— START —

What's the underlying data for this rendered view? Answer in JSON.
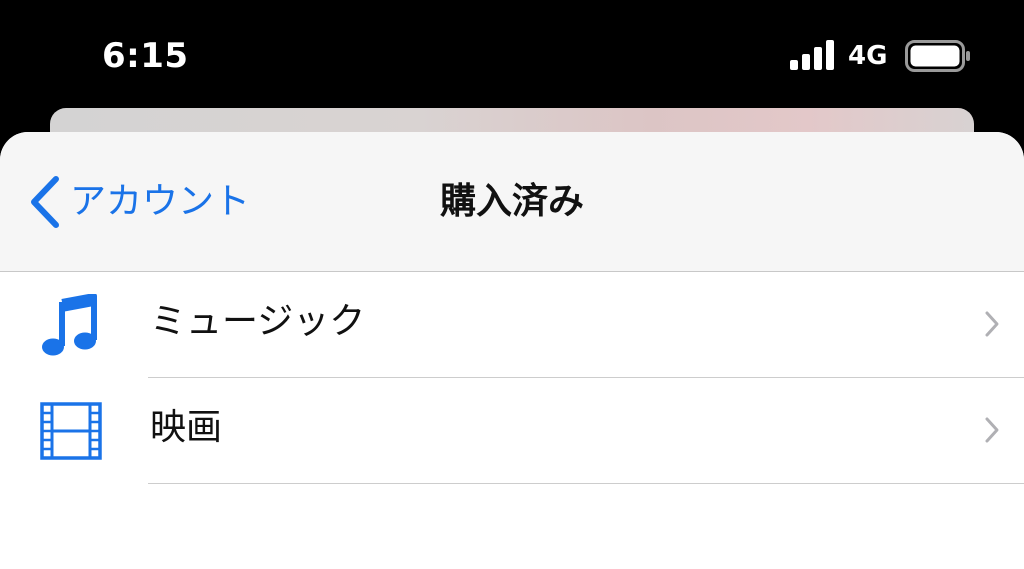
{
  "status_bar": {
    "time": "6:15",
    "network": "4G",
    "signal_icon": "signal-bars-icon",
    "battery_icon": "battery-icon"
  },
  "nav": {
    "back_label": "アカウント",
    "title": "購入済み",
    "back_icon": "chevron-left-icon"
  },
  "list": {
    "items": [
      {
        "label": "ミュージック",
        "icon": "music-note-icon"
      },
      {
        "label": "映画",
        "icon": "film-icon"
      }
    ]
  },
  "colors": {
    "accent": "#1a73e8",
    "nav_background": "#f6f6f6",
    "status_background": "#000000"
  }
}
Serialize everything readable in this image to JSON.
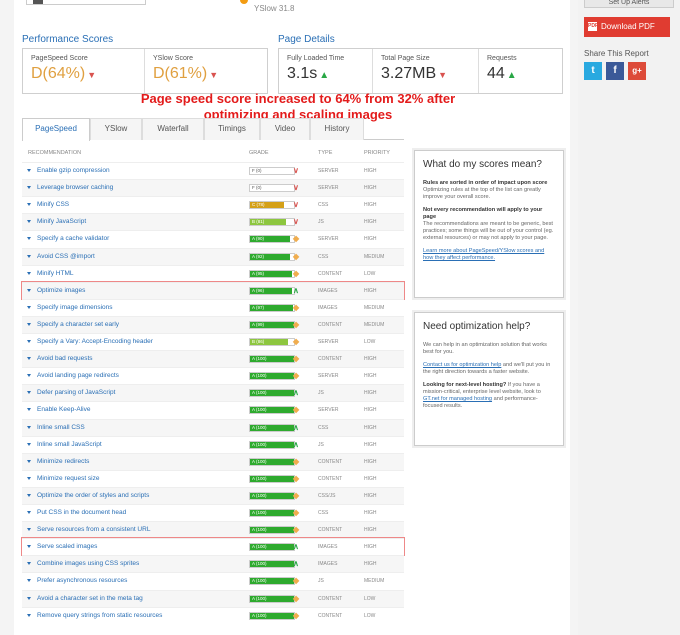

— END —

» SHORT EXERCISE:
Pictures are not part of the copy; reproduce everything else in the records exactly.

» EXPECTED ANSWER:
What's the underlying data for this rendered view? Answer in JSON.
{
  "status_bar": {
    "time": "6:15",
    "network": "4G",
    "signal_icon": "signal-bars-icon",
    "battery_icon": "battery-icon"
  },
  "nav": {
    "back_label": "アカウント",
    "title": "購入済み",
    "back_icon": "chevron-left-icon"
  },
  "list": {
    "items": [
      {
        "label": "ミュージック",
        "icon": "music-note-icon"
      },
      {
        "label": "映画",
        "icon": "film-icon"
      }
    ]
  },
  "colors": {
    "accent": "#1a73e8",
    "nav_background": "#f6f6f6",
    "status_background": "#000000"
  }
}
Serialize everything readable in this image to JSON.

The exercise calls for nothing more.